====== Given information

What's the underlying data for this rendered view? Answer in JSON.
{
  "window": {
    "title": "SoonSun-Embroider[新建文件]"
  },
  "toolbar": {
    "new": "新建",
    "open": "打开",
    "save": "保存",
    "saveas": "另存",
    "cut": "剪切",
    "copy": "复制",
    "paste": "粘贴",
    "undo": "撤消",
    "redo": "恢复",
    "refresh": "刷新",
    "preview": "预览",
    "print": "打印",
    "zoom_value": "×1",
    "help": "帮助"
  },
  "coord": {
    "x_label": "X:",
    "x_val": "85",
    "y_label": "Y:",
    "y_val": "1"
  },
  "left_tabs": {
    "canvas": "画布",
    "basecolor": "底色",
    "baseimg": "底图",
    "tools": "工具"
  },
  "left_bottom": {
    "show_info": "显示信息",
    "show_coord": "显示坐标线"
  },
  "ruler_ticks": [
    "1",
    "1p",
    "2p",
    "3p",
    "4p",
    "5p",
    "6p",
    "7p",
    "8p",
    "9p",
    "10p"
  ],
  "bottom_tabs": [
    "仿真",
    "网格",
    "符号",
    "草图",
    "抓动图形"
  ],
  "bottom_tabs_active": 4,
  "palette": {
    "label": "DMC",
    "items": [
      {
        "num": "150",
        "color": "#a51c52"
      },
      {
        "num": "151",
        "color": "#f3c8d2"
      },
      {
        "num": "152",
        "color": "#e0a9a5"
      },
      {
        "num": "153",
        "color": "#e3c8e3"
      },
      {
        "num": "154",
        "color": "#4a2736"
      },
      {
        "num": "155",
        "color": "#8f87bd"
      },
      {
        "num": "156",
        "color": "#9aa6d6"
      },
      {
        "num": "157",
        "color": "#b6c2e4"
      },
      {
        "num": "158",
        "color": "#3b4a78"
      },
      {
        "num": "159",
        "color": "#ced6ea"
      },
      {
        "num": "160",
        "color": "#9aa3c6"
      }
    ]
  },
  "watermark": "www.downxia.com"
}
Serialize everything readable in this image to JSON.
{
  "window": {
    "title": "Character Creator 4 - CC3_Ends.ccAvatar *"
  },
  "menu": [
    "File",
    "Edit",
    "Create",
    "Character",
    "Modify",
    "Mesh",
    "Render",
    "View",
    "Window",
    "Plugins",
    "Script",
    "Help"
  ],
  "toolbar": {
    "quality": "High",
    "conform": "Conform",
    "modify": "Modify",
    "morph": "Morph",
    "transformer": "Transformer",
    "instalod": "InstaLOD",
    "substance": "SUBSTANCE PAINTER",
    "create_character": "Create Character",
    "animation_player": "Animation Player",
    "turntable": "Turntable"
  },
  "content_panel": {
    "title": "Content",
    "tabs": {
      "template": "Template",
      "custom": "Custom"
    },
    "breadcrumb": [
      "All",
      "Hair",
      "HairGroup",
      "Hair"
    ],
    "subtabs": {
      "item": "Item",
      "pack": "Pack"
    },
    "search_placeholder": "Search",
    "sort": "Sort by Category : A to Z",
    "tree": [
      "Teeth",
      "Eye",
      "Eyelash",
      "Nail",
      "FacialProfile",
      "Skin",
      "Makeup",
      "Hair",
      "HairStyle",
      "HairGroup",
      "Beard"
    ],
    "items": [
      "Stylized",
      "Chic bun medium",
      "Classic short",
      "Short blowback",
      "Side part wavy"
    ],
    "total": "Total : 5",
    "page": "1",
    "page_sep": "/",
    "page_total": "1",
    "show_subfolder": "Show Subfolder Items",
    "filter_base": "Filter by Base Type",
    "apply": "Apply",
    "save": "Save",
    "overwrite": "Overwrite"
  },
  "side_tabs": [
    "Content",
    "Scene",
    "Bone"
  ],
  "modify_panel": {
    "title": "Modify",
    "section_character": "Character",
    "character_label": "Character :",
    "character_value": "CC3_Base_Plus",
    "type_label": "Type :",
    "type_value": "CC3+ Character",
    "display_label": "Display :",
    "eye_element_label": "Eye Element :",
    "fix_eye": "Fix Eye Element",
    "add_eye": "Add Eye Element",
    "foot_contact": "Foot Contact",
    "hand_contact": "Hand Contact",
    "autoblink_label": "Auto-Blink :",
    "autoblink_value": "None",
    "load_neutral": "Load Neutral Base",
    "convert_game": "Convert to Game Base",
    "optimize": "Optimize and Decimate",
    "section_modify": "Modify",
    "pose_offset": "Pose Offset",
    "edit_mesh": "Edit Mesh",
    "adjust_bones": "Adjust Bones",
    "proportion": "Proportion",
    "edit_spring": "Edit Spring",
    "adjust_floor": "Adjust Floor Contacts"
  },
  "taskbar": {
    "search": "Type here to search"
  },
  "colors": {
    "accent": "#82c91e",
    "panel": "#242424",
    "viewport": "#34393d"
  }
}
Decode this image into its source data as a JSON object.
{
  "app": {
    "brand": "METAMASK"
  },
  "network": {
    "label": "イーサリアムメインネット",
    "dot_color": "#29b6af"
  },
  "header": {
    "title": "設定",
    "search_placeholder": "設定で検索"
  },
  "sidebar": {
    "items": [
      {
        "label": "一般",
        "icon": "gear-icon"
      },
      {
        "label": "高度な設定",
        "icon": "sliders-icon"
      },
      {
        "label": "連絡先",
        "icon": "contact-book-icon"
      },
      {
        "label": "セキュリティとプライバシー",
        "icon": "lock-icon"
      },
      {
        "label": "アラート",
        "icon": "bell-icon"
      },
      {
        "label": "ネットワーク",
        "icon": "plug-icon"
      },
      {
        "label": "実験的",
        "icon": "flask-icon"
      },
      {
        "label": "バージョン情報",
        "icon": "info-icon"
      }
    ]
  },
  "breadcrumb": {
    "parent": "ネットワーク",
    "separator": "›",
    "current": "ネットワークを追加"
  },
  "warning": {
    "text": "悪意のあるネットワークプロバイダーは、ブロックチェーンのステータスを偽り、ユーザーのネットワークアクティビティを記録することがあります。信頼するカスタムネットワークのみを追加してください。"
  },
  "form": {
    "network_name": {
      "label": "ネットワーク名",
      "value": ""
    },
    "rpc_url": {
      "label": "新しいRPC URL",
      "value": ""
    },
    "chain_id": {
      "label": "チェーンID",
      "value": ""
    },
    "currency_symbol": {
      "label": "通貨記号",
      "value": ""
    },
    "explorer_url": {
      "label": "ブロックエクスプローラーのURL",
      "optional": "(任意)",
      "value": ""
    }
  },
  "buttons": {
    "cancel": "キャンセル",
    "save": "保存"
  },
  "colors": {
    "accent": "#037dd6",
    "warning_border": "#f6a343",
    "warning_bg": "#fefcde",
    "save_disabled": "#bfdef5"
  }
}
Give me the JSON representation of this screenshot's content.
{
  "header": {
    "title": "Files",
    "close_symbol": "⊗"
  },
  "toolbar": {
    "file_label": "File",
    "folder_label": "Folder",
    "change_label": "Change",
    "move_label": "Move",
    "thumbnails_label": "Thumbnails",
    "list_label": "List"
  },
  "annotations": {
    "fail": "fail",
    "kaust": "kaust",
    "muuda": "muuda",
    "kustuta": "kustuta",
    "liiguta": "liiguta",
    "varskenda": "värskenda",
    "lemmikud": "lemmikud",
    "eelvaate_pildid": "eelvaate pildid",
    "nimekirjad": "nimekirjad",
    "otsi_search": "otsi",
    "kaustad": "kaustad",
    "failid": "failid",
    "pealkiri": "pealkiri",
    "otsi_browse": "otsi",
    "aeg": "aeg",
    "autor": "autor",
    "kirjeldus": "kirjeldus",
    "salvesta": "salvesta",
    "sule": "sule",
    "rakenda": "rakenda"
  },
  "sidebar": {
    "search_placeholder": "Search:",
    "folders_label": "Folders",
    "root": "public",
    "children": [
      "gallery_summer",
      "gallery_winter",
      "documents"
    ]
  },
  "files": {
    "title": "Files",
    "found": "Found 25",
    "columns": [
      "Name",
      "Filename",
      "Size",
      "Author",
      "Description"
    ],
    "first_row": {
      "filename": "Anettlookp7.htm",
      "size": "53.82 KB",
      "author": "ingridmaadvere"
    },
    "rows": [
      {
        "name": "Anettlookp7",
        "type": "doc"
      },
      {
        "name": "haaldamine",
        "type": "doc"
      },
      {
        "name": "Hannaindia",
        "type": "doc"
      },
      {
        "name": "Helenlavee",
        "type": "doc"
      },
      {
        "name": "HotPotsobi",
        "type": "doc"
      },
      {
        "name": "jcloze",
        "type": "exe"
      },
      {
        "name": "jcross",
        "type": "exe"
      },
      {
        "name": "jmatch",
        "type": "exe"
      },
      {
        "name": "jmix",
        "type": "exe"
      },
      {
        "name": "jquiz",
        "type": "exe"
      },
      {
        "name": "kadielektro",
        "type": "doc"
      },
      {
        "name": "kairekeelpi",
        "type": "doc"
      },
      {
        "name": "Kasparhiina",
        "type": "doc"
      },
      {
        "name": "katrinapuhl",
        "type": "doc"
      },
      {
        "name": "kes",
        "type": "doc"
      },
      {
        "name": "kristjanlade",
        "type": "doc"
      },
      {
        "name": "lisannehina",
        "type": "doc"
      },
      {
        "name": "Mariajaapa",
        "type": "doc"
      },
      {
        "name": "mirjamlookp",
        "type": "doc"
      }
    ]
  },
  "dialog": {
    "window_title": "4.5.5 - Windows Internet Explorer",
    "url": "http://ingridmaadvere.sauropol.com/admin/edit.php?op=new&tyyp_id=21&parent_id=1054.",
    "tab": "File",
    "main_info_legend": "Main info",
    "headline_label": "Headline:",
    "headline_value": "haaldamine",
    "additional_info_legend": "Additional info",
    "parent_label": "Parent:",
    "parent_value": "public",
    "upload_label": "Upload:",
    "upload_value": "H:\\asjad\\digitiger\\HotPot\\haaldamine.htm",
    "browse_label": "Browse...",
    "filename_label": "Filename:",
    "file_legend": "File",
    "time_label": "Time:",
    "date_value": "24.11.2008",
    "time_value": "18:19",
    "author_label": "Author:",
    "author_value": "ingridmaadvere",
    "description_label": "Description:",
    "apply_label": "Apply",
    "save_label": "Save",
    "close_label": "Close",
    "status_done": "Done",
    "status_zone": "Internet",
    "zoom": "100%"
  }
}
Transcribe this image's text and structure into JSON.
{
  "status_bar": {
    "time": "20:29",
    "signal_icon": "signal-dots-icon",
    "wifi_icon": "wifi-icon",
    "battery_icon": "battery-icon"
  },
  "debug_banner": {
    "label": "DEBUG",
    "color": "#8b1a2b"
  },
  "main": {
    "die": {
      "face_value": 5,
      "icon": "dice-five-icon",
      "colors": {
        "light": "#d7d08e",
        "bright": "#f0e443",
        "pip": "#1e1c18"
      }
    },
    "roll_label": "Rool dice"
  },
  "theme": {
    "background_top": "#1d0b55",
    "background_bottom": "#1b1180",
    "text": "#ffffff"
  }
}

============

▶ **Work required**:
In the listing, how many lines hold "into"? Answer with a bare number.

▶ **Response**:
2